> What you need to do: Report every line below that holds the word "document".

Stored entries:
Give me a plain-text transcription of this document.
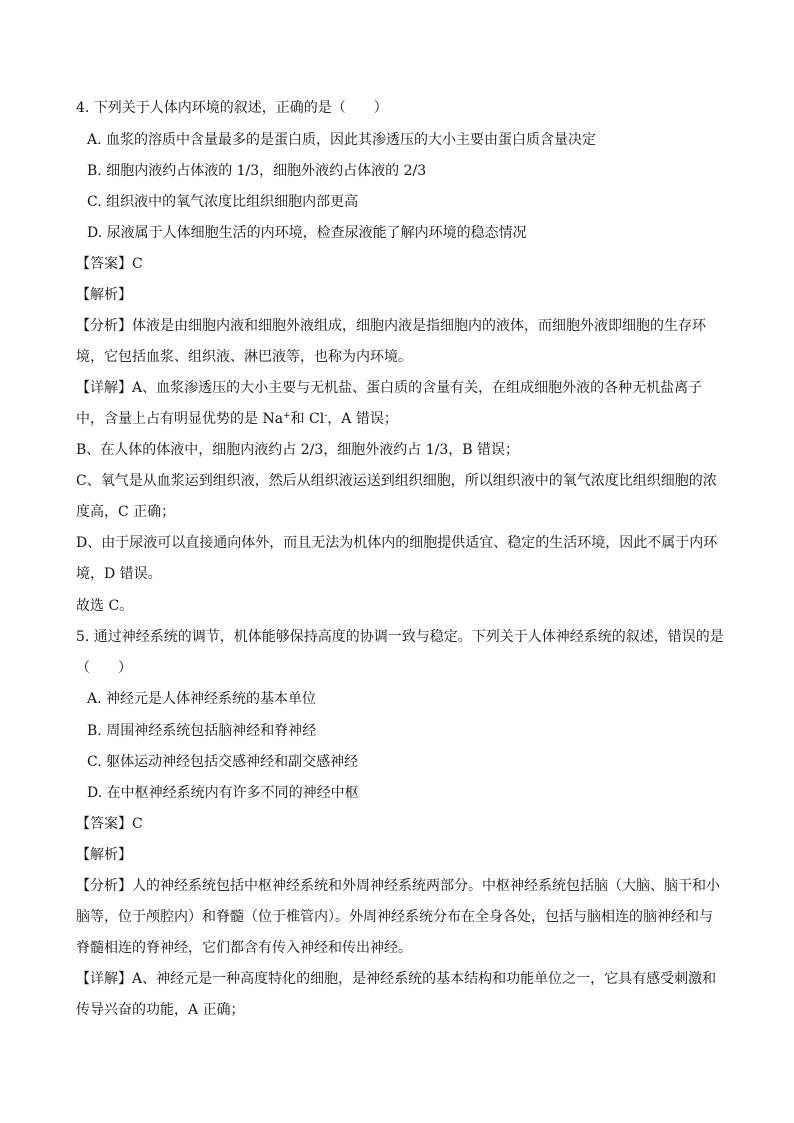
4. 下列关于人体内环境的叙述，正确的是（　　）
A. 血浆的溶质中含量最多的是蛋白质，因此其渗透压的大小主要由蛋白质含量决定
B. 细胞内液约占体液的 1/3，细胞外液约占体液的 2/3
C. 组织液中的氧气浓度比组织细胞内部更高
D. 尿液属于人体细胞生活的内环境，检查尿液能了解内环境的稳态情况
【答案】C
【解析】
【分析】体液是由细胞内液和细胞外液组成，细胞内液是指细胞内的液体，而细胞外液即细胞的生存环
境，它包括血浆、组织液、淋巴液等，也称为内环境。
【详解】A、血浆渗透压的大小主要与无机盐、蛋白质的含量有关，在组成细胞外液的各种无机盐离子
中，含量上占有明显优势的是 Na+和 Cl-，A 错误；
B、在人体的体液中，细胞内液约占 2/3，细胞外液约占 1/3，B 错误；
C、氧气是从血浆运到组织液，然后从组织液运送到组织细胞，所以组织液中的氧气浓度比组织细胞的浓
度高，C 正确；
D、由于尿液可以直接通向体外，而且无法为机体内的细胞提供适宜、稳定的生活环境，因此不属于内环
境，D 错误。
故选 C。
5. 通过神经系统的调节，机体能够保持高度的协调一致与稳定。下列关于人体神经系统的叙述，错误的是
（　　）
A. 神经元是人体神经系统的基本单位
B. 周围神经系统包括脑神经和脊神经
C. 躯体运动神经包括交感神经和副交感神经
D. 在中枢神经系统内有许多不同的神经中枢
【答案】C
【解析】
【分析】人的神经系统包括中枢神经系统和外周神经系统两部分。中枢神经系统包括脑（大脑、脑干和小
脑等，位于颅腔内）和脊髓（位于椎管内）。外周神经系统分布在全身各处，包括与脑相连的脑神经和与
脊髓相连的脊神经，它们都含有传入神经和传出神经。
【详解】A、神经元是一种高度特化的细胞，是神经系统的基本结构和功能单位之一，它具有感受刺激和
传导兴奋的功能，A 正确；
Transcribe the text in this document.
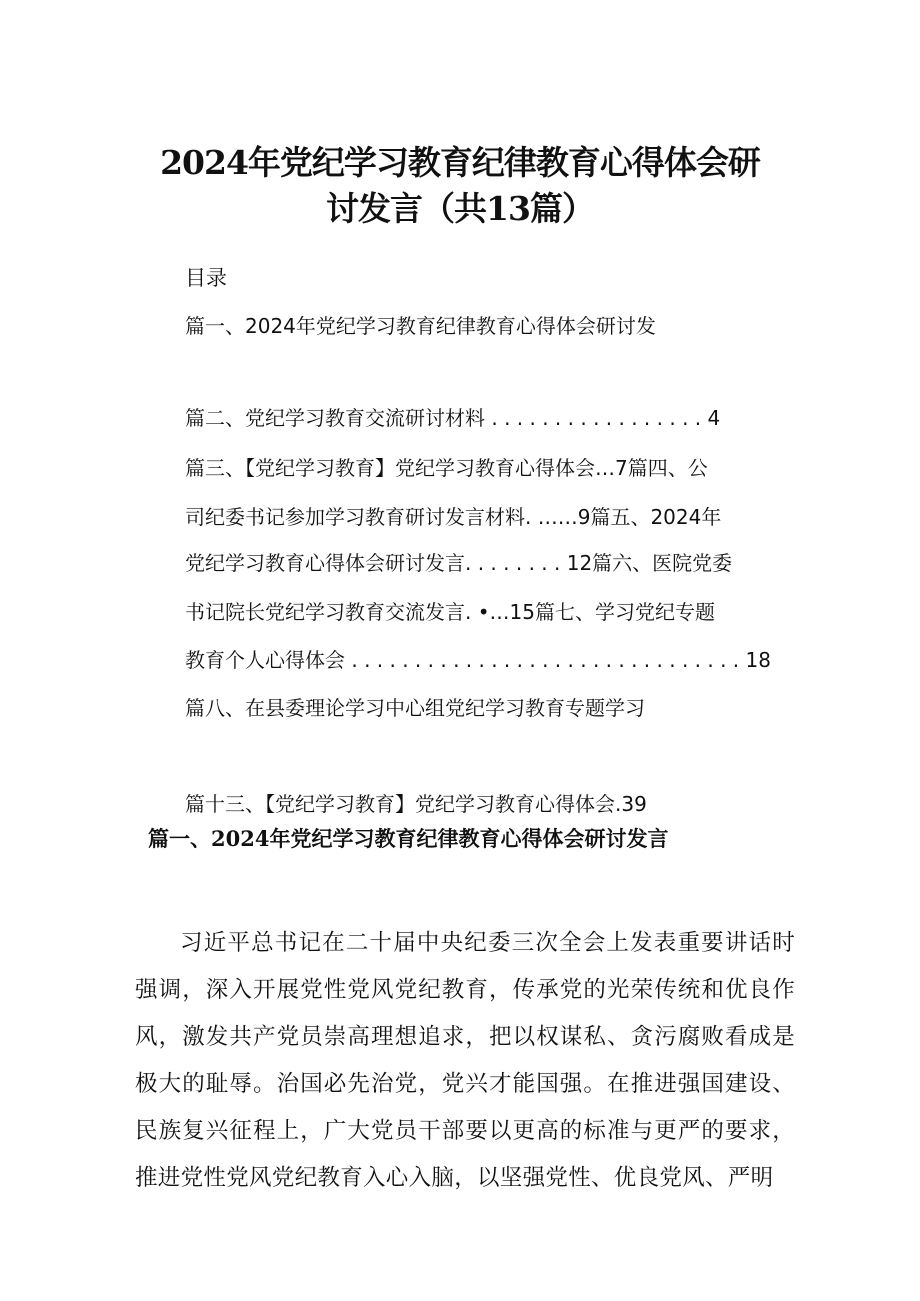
2024年党纪学习教育纪律教育心得体会研
讨发言（共13篇）
目录
篇一、2024年党纪学习教育纪律教育心得体会研讨发
篇二、党纪学习教育交流研讨材料 . . . . . . . . . . . . . . . . . 4
篇三、【党纪学习教育】党纪学习教育心得体会…7篇四、公
司纪委书记参加学习教育研讨发言材料. ……9篇五、2024年
党纪学习教育心得体会研讨发言. . . . . . . . 12篇六、医院党委
书记院长党纪学习教育交流发言. •…15篇七、学习党纪专题
教育个人心得体会 . . . . . . . . . . . . . . . . . . . . . . . . . . . . . . . 18
篇八、在县委理论学习中心组党纪学习教育专题学习
篇十三、【党纪学习教育】党纪学习教育心得体会.39
篇一、2024年党纪学习教育纪律教育心得体会研讨发言
习近平总书记在二十届中央纪委三次全会上发表重要讲话时强调，深入开展党性党风党纪教育，传承党的光荣传统和优良作风，激发共产党员崇高理想追求，把以权谋私、贪污腐败看成是极大的耻辱。治国必先治党，党兴才能国强。在推进强国建设、民族复兴征程上，广大党员干部要以更高的标准与更严的要求，推进党性党风党纪教育入心入脑，以坚强党性、优良党风、严明
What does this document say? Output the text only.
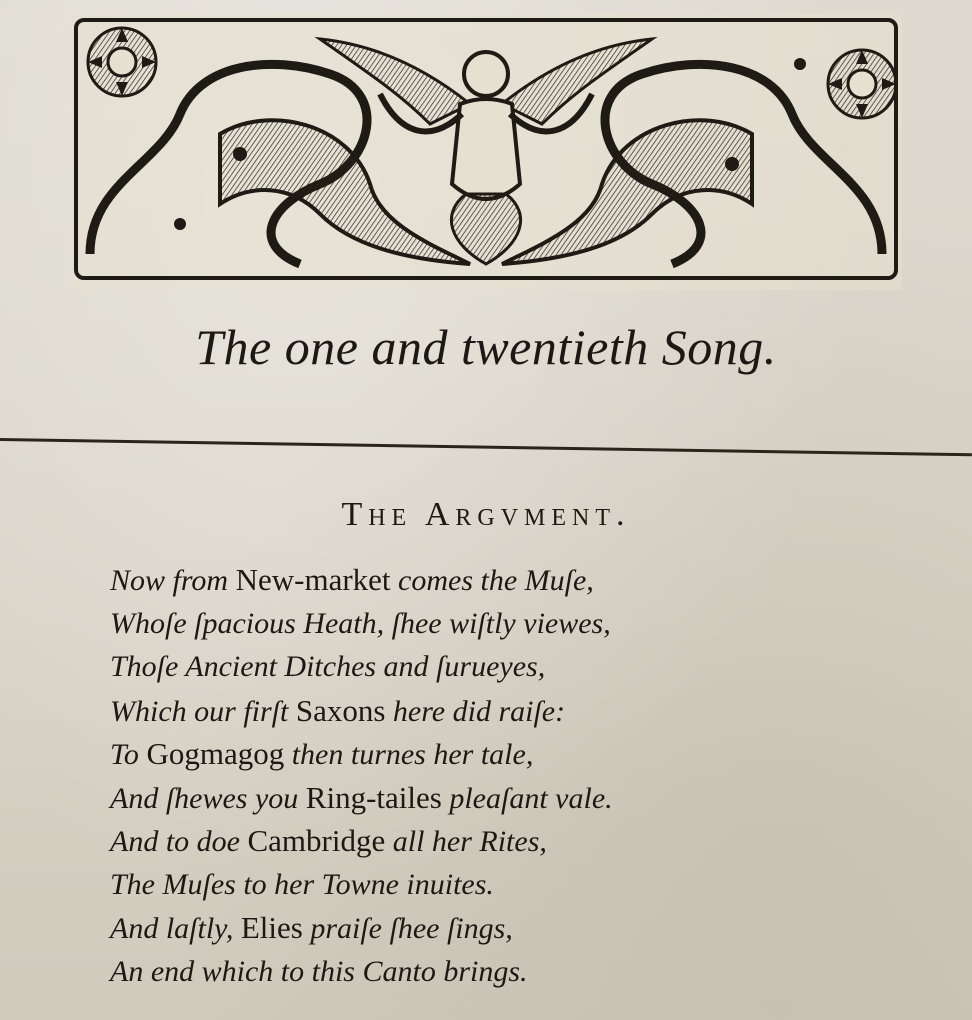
The one and twentieth Song.
The Argvment.
Now from New-market comes the Muſe,
Whoſe ſpacious Heath, ſhee wiſtly viewes,
Thoſe Ancient Ditches and ſurueyes,
Which our firſt Saxons here did raiſe:
To Gogmagog then turnes her tale,
And ſhewes you Ring-tailes pleaſant vale.
And to doe Cambridge all her Rites,
The Muſes to her Towne inuites.
And laſtly, Elies praiſe ſhee ſings,
An end which to this Canto brings.
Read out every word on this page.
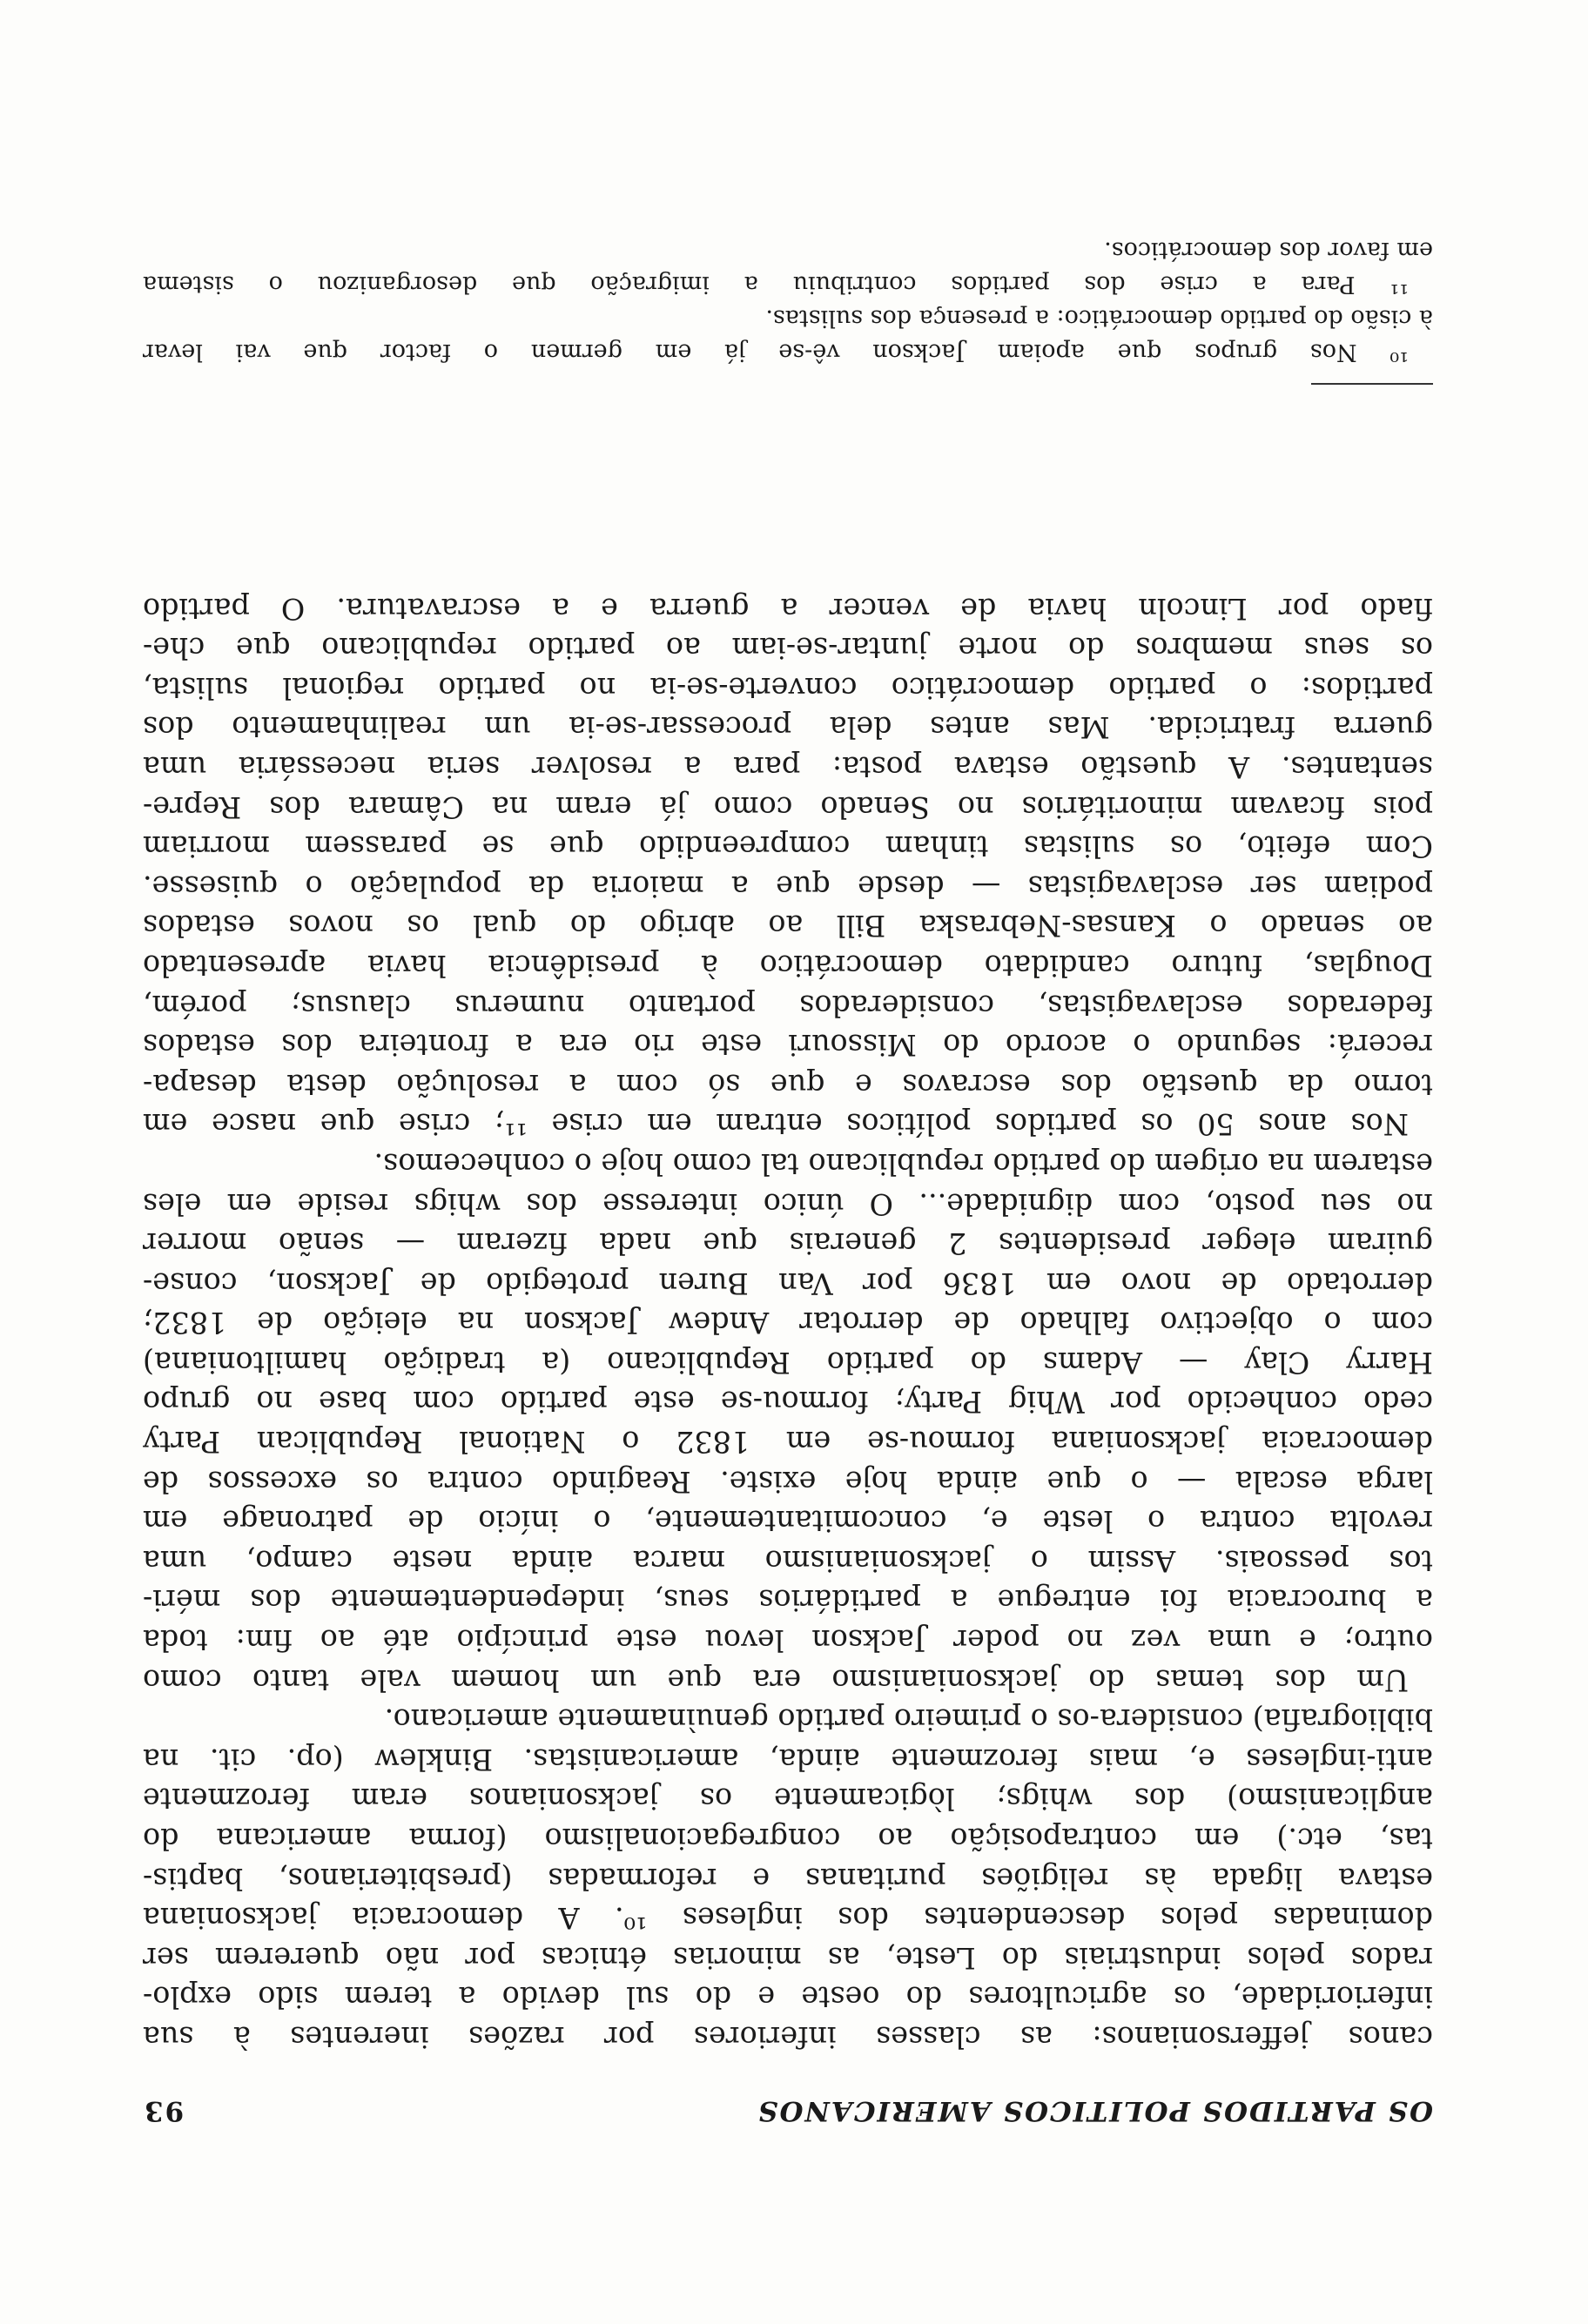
OS PARTIDOS POLITICOS AMERICANOS
93
canos jeffersonianos: as classes inferiores por razões inerentes à sua
inferioridade, os agricultores do oeste e do sul devido a terem sido explo-
rados pelos industriais do Leste, as minorias étnicas por não quererem ser
dominadas pelos descendentes dos ingleses ¹⁰. A democracia jacksoniana
estava ligada às religiões puritanas e reformadas (presbiterianos, baptis-
tas, etc.) em contraposição ao congregacionalismo (forma americana do
anglicanismo) dos whigs; lògicamente os jacksonianos eram ferozmente
anti-ingleses e, mais ferozmente ainda, americanistas. Binklew (op. cit. na
bibliografia) considera-os o primeiro partido genuìnamente americano.
Um dos temas do jacksonianismo era que um homem vale tanto como
outro; e uma vez no poder Jackson levou este princípio até ao fim: toda
a burocracia foi entregue a partidários seus, independentemente dos méri-
tos pessoais. Assim o jacksonianismo marca ainda neste campo, uma
revolta contra o leste e, concomitantemente, o início de patronage em
larga escala — o que ainda hoje existe. Reagindo contra os excessos de
democracia jacksoniana formou-se em 1832 o National Republican Party
cedo conhecido por Whig Party; formou-se este partido com base no grupo
Harry Clay — Adams do partido Republicano (a tradição hamiltoniana)
com o objectivo falhado de derrotar Andew Jackson na eleição de 1832;
derrotado de novo em 1836 por Van Buren protegido de Jackson, conse-
guiram eleger presidentes 2 generais que nada fizeram — senão morrer
no seu posto, com dignidade... O único interesse dos whigs reside em eles
estarem na origem do partido republicano tal como hoje o conhecemos.
Nos anos 50 os partidos políticos entram em crise ¹¹; crise que nasce em
torno da questão dos escravos e que só com a resolução desta desapa-
recerá: segundo o acordo do Missouri este rio era a fronteira dos estados
federados esclavagistas, considerados portanto numerus clausus; porém,
Douglas, futuro candidato democrático à presidência havia apresentado
ao senado o Kansas-Nebraska Bill ao abrigo do qual os novos estados
podiam ser esclavagistas — desde que a maioria da população o quisesse.
Com efeito, os sulistas tinham compreendido que se parassem morriam
pois ficavam minoritários no Senado como já eram na Câmara dos Repre-
sentantes. A questão estava posta: para a resolver seria necessária uma
guerra fratricida. Mas antes dela processar-se-ia um realinhamento dos
partidos: o partido democrático converte-se-ia no partido regional sulista,
os seus membros do norte juntar-se-iam ao partido republicano que che-
fiado por Lincoln havia de vencer a guerra e a escravatura. O partido
¹⁰ Nos grupos que apoiam Jackson vê-se já em germen o factor que vai levar
à cisão do partido democrático: a presença dos sulistas.
¹¹ Para a crise dos partidos contribuiu a imigração que desorganizou o sistema
em favor dos democráticos.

> Written solution:
Give me a plain-text transcription of this document.
Transcribe the text in this document.
What does this document say? Output the text only.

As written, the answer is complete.